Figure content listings
•••••
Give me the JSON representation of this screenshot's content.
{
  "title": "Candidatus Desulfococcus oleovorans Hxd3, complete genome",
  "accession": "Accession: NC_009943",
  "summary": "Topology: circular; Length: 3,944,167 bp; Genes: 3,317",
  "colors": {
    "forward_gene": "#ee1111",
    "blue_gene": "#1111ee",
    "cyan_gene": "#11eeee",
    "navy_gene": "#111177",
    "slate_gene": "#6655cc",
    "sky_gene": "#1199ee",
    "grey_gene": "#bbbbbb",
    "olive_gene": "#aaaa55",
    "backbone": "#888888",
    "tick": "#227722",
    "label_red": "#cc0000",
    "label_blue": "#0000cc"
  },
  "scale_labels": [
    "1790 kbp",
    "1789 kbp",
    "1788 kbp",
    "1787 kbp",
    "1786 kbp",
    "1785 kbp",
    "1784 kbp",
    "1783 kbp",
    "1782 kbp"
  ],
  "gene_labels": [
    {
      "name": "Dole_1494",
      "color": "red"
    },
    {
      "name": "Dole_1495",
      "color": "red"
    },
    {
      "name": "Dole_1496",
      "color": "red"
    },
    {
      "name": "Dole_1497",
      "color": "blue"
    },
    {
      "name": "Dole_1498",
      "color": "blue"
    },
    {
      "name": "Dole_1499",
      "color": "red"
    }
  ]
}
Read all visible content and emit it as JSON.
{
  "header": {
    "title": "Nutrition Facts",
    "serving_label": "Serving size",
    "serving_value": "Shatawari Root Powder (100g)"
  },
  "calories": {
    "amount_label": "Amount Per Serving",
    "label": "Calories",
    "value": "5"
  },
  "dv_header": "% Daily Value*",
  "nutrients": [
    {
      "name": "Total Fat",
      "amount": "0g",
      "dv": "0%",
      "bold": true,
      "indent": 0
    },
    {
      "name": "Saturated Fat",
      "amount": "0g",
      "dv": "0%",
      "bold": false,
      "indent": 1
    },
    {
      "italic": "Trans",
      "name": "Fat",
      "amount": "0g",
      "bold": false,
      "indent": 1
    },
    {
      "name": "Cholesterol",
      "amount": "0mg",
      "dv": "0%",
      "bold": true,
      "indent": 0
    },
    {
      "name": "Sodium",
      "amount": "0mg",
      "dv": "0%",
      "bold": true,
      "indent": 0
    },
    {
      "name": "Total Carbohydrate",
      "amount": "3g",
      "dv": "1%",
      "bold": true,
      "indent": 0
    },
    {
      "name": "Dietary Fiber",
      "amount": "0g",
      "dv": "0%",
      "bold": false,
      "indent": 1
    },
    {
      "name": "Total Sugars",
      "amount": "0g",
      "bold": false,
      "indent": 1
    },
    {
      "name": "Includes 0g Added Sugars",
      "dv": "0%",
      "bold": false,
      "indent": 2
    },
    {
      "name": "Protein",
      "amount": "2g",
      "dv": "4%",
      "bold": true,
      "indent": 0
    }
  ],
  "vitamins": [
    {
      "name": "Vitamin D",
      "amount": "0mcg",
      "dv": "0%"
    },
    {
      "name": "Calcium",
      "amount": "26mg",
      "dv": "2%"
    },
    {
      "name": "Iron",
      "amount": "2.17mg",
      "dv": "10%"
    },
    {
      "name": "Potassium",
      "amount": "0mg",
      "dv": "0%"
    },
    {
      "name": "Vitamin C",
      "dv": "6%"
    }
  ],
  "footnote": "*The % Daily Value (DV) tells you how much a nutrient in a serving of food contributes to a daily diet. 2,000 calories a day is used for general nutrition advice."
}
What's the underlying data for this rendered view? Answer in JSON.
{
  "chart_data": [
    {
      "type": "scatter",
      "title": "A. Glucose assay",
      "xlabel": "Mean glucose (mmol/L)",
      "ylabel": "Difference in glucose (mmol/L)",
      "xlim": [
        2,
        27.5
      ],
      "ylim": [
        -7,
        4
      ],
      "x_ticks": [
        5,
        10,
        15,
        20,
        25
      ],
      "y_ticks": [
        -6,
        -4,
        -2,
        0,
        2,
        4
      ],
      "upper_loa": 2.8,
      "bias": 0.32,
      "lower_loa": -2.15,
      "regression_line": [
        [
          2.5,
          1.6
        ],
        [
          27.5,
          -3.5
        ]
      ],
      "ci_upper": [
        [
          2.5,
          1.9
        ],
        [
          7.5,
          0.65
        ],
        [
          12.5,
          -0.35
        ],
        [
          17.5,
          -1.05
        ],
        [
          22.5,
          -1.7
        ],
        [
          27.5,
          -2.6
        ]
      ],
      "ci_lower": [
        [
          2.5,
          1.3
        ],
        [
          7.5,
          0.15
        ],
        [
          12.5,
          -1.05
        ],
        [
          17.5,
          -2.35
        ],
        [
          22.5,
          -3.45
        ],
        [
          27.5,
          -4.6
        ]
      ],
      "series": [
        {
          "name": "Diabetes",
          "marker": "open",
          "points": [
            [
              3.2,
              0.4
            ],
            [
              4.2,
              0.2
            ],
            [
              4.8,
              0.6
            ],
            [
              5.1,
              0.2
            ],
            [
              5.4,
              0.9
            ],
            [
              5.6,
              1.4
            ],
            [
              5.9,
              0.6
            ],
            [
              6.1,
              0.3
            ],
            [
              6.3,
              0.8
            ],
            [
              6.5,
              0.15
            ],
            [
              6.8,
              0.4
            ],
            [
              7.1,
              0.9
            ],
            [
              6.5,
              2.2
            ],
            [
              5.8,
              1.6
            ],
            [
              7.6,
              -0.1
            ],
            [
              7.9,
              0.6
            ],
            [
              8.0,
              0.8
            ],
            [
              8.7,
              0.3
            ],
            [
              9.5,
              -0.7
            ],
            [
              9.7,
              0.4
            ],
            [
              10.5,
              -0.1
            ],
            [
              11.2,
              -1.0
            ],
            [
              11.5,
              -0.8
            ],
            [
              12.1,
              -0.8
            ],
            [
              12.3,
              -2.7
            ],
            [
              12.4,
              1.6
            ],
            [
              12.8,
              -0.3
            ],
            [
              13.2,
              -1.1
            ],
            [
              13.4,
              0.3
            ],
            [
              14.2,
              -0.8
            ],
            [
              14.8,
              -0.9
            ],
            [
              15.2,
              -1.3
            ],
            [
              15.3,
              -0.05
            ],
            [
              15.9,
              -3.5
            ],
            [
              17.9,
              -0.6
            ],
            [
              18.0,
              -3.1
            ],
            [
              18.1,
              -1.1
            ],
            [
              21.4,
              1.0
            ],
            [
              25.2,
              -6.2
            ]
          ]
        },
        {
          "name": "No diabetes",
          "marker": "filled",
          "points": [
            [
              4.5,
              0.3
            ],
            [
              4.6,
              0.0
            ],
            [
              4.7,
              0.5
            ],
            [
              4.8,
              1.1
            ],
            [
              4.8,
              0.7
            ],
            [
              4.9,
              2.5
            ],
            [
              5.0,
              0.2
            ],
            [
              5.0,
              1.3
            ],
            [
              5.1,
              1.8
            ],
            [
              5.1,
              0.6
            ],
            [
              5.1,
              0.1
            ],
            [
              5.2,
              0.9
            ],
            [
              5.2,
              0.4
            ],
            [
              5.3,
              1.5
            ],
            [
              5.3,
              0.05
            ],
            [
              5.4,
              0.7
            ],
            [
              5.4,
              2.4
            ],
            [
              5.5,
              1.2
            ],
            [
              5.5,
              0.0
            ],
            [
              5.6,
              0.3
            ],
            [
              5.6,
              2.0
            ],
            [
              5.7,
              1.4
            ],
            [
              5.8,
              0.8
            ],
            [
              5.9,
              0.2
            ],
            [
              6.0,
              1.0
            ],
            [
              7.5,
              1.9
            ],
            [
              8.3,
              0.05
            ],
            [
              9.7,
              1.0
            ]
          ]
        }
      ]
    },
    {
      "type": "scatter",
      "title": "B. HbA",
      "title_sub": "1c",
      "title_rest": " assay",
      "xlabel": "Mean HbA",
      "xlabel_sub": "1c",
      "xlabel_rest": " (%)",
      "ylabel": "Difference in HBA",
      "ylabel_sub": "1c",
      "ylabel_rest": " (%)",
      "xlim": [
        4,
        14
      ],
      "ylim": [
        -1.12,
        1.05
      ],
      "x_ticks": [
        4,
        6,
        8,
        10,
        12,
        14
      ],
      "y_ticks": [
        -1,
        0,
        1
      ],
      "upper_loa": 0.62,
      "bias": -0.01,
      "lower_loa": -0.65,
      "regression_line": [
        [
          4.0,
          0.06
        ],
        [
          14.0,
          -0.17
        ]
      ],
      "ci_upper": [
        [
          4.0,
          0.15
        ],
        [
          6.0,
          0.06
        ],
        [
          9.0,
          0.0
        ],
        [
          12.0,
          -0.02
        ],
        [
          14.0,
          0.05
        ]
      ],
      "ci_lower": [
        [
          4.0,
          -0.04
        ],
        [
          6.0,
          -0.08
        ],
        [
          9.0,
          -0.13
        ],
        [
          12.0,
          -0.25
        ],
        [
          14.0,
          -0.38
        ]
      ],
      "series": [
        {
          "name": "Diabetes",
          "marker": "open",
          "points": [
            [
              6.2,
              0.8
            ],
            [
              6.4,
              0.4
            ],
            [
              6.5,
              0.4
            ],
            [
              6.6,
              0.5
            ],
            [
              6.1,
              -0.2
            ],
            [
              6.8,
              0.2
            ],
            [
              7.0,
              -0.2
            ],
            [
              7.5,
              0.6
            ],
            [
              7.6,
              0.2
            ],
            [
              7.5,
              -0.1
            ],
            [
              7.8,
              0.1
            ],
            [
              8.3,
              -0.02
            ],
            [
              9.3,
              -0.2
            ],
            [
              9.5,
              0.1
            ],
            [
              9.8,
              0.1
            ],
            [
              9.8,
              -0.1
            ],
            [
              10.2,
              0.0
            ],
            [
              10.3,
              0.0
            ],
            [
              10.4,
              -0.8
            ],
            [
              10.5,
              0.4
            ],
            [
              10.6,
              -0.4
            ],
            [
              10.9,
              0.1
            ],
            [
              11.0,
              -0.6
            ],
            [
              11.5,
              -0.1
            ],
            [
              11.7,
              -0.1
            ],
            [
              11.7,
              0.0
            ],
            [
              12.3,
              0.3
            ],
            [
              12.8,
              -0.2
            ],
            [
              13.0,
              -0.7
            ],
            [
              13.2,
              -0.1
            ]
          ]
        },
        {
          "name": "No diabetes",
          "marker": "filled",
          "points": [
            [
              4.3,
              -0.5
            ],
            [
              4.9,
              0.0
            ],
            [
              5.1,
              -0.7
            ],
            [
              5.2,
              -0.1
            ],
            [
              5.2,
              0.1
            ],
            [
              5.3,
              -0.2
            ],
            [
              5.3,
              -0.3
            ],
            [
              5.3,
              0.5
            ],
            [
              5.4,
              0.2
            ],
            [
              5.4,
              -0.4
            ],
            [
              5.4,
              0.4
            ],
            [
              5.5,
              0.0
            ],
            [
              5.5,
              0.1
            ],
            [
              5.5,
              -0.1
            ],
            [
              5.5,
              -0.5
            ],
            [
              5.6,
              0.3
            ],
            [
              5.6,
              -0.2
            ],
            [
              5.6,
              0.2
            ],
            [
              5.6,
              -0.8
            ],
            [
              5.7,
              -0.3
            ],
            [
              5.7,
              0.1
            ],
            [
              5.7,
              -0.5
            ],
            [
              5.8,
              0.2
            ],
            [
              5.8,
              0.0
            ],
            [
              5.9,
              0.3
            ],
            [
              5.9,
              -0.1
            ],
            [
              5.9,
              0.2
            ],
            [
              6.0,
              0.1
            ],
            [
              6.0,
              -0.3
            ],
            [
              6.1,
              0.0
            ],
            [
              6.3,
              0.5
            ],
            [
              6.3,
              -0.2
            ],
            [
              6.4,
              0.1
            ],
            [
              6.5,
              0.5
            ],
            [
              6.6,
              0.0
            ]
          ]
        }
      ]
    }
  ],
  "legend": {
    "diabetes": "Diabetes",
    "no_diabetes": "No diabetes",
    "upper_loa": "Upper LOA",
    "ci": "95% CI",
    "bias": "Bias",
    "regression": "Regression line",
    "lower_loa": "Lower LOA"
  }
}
•••••
▶ **What needs to be done**:
Show every line in the entries above that contains the string "Daily".

▶ **Answer to this task**:
  "dv_header": "% Daily Value*",
  "footnote": "*The % Daily Value (DV) tells you how much a nutrient in a serving of food contributes to a daily diet. 2,000 calories a day is used for general nutrition advice."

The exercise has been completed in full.